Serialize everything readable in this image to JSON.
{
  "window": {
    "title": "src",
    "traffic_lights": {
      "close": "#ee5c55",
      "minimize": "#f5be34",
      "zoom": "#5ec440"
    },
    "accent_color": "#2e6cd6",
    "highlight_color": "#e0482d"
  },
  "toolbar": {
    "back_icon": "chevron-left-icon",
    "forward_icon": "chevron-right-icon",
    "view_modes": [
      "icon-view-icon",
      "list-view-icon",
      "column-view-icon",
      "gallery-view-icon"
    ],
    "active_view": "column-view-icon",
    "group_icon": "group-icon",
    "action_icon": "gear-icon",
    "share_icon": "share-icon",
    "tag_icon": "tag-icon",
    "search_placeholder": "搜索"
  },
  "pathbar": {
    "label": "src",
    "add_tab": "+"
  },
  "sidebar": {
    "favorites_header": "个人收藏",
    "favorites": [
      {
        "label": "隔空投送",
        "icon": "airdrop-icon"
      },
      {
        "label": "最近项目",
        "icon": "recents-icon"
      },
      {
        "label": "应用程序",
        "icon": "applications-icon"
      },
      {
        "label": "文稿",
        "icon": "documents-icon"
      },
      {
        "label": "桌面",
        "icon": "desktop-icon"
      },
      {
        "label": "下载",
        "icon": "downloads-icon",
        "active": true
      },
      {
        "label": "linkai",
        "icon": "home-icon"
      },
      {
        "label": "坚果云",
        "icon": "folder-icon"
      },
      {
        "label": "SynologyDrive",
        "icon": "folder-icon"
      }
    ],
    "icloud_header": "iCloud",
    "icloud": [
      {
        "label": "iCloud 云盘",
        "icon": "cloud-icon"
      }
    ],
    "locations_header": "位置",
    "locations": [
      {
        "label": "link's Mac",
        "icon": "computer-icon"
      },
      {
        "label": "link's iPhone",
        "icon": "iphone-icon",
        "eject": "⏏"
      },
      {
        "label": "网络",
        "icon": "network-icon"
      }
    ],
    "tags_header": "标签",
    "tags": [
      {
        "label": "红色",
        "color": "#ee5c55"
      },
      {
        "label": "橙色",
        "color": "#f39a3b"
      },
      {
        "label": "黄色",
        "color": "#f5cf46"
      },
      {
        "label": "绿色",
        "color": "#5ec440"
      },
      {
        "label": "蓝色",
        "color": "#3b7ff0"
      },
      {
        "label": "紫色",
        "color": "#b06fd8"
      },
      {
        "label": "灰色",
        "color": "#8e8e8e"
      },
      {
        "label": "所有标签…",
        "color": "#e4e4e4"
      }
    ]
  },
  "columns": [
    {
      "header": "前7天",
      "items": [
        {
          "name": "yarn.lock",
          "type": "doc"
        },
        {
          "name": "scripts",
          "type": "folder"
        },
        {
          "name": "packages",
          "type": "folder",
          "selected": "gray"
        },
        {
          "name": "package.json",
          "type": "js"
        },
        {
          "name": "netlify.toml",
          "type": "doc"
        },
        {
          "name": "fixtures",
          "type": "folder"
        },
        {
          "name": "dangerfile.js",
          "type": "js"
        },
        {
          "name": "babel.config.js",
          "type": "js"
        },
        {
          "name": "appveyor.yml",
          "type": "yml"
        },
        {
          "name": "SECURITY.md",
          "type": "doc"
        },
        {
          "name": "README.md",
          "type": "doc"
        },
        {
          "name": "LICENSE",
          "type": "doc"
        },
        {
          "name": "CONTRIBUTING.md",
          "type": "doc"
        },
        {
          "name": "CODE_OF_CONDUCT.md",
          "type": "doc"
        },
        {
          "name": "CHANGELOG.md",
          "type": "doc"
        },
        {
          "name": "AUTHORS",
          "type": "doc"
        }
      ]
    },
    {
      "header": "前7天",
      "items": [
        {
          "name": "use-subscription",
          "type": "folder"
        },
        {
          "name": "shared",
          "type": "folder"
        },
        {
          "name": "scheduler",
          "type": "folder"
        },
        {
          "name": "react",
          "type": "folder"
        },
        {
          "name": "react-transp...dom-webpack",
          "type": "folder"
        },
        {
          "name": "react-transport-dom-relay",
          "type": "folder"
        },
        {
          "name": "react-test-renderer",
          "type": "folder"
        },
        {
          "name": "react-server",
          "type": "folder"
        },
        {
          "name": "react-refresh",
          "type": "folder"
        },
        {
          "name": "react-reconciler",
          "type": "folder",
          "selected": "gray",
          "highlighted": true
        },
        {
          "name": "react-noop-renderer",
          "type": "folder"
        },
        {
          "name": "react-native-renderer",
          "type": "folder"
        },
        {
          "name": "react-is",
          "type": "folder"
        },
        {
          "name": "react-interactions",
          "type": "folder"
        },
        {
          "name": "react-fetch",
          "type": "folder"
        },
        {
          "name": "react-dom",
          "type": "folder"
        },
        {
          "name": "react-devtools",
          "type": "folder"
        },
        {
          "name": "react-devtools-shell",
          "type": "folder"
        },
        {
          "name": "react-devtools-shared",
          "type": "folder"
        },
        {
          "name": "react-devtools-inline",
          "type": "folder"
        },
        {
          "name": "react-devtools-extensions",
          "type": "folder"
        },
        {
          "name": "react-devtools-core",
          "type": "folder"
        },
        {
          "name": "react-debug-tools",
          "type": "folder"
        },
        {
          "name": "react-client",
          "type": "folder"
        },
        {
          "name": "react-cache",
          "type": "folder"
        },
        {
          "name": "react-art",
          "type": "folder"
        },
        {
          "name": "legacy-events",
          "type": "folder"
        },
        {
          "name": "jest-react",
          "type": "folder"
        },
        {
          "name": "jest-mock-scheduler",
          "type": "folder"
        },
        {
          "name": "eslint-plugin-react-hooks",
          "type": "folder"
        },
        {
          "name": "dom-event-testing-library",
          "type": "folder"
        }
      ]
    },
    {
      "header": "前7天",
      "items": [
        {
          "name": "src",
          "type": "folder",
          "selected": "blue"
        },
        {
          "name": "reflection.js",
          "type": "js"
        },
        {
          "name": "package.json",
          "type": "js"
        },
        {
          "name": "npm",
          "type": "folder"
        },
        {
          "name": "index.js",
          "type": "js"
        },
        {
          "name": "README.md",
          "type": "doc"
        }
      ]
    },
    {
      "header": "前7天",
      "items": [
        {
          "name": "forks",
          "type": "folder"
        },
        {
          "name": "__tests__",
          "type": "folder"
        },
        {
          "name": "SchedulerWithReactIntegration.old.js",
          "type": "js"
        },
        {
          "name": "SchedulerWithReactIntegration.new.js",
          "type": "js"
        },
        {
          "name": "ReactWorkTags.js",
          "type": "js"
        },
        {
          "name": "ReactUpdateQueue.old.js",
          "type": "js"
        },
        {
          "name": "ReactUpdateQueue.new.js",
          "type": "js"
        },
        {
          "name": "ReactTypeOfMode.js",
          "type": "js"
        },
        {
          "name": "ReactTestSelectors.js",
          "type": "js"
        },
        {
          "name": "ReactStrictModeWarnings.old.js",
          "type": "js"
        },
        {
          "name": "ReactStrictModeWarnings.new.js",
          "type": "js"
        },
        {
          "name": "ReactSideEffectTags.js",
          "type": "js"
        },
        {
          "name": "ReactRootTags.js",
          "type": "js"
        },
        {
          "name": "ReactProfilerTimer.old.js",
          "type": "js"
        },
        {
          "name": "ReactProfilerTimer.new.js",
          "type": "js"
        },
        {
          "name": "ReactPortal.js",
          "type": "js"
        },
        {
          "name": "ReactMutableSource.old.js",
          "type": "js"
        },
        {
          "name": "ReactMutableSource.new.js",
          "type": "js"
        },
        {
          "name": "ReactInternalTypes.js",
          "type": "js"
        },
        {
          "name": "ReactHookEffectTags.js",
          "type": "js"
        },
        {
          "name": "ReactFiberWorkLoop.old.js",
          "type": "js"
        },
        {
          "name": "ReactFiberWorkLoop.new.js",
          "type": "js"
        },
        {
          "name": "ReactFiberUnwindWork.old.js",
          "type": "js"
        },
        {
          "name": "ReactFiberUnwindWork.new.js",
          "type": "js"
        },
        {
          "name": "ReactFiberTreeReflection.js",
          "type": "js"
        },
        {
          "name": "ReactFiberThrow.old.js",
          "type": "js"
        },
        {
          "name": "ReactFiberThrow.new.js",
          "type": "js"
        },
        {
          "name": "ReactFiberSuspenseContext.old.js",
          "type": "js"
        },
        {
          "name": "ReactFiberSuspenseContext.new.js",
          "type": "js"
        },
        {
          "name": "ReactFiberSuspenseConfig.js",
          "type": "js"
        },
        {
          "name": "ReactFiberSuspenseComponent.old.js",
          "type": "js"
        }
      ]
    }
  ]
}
────────────────────
Problem requirements
Copy down every line of the entries containing the word "renderer".

Solution to this problem
          "name": "react-test-renderer",
          "name": "react-noop-renderer",
          "name": "react-native-renderer",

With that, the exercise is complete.